Show every line in the records below that contains the word "this".

(Saved entries)
(begin)
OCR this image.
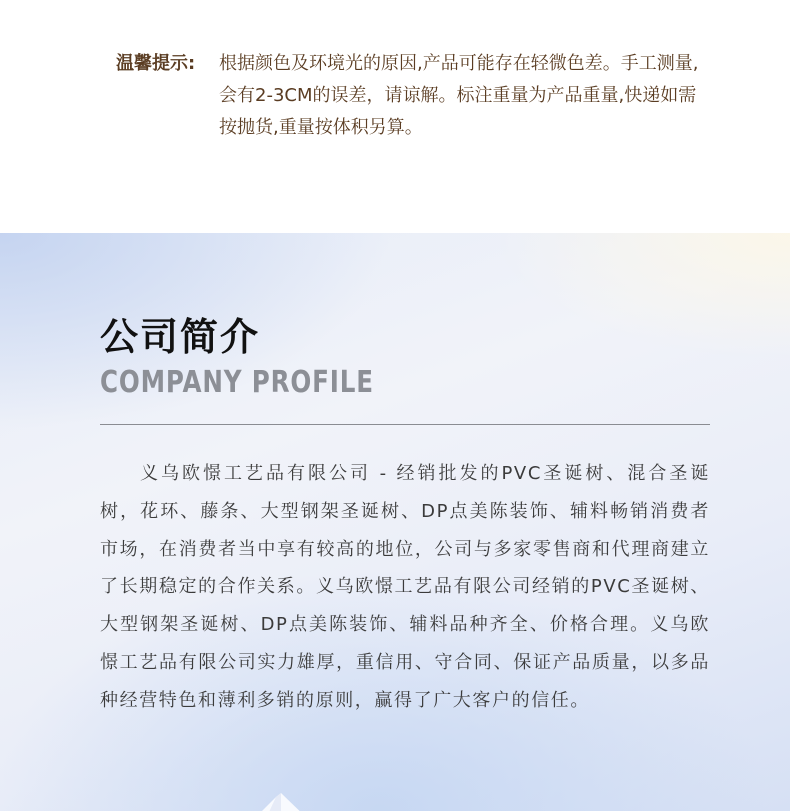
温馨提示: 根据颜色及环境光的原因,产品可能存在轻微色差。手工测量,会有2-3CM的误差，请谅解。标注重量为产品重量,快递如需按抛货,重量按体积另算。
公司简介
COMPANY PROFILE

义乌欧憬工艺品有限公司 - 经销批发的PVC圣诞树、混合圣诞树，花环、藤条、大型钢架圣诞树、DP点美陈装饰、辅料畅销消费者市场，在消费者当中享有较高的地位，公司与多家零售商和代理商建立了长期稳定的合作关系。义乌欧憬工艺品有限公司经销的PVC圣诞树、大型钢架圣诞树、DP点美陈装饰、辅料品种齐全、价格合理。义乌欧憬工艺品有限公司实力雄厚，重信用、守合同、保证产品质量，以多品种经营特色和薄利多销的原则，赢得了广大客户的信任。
(end)
(begin)
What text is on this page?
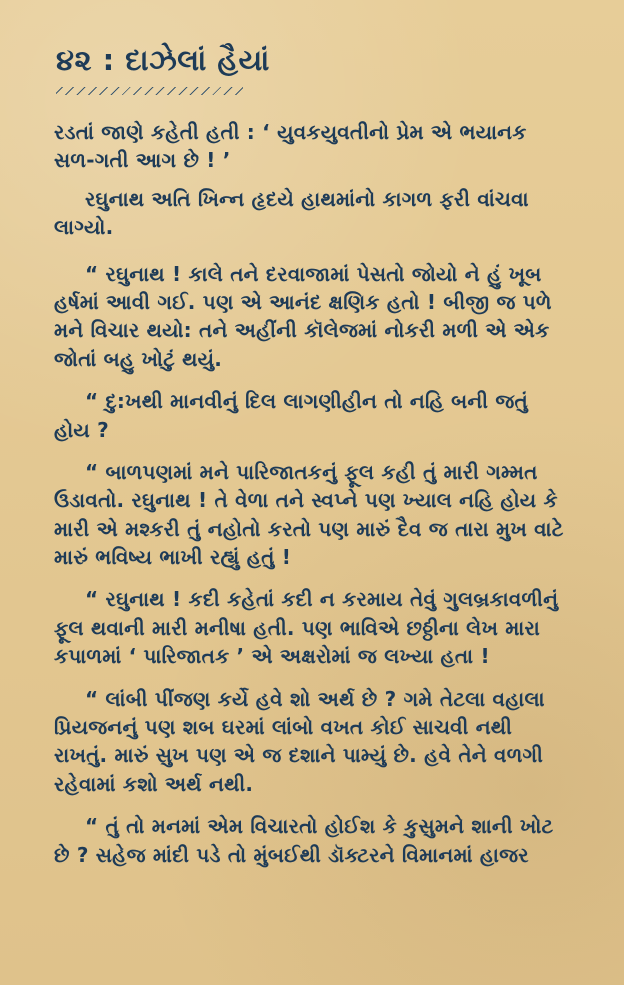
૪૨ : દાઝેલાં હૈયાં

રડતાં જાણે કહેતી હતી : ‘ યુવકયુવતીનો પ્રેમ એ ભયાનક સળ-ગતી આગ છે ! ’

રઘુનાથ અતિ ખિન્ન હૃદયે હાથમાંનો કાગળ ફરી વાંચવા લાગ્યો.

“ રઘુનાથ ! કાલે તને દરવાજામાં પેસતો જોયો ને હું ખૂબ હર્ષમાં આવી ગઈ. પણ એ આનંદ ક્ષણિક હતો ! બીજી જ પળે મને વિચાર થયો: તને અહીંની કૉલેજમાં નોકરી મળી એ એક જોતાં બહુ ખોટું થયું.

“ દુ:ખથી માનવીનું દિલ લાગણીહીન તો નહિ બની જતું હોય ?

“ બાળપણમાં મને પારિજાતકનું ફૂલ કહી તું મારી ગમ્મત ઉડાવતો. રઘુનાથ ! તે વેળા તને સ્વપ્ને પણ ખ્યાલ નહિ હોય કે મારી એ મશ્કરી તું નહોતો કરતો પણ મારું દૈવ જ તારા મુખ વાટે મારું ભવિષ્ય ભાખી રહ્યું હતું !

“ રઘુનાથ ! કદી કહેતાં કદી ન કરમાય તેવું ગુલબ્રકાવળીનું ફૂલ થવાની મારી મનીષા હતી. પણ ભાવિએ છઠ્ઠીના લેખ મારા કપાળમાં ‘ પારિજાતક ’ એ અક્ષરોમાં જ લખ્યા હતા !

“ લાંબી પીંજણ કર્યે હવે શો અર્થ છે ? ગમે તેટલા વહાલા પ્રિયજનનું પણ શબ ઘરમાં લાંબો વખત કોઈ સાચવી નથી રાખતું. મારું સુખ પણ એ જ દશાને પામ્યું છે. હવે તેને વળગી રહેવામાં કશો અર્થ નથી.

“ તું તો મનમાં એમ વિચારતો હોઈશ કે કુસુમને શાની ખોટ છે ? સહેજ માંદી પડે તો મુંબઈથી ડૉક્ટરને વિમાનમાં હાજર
(end)
§ **RESULT BELOW**
OCR this image.
What text is on this page?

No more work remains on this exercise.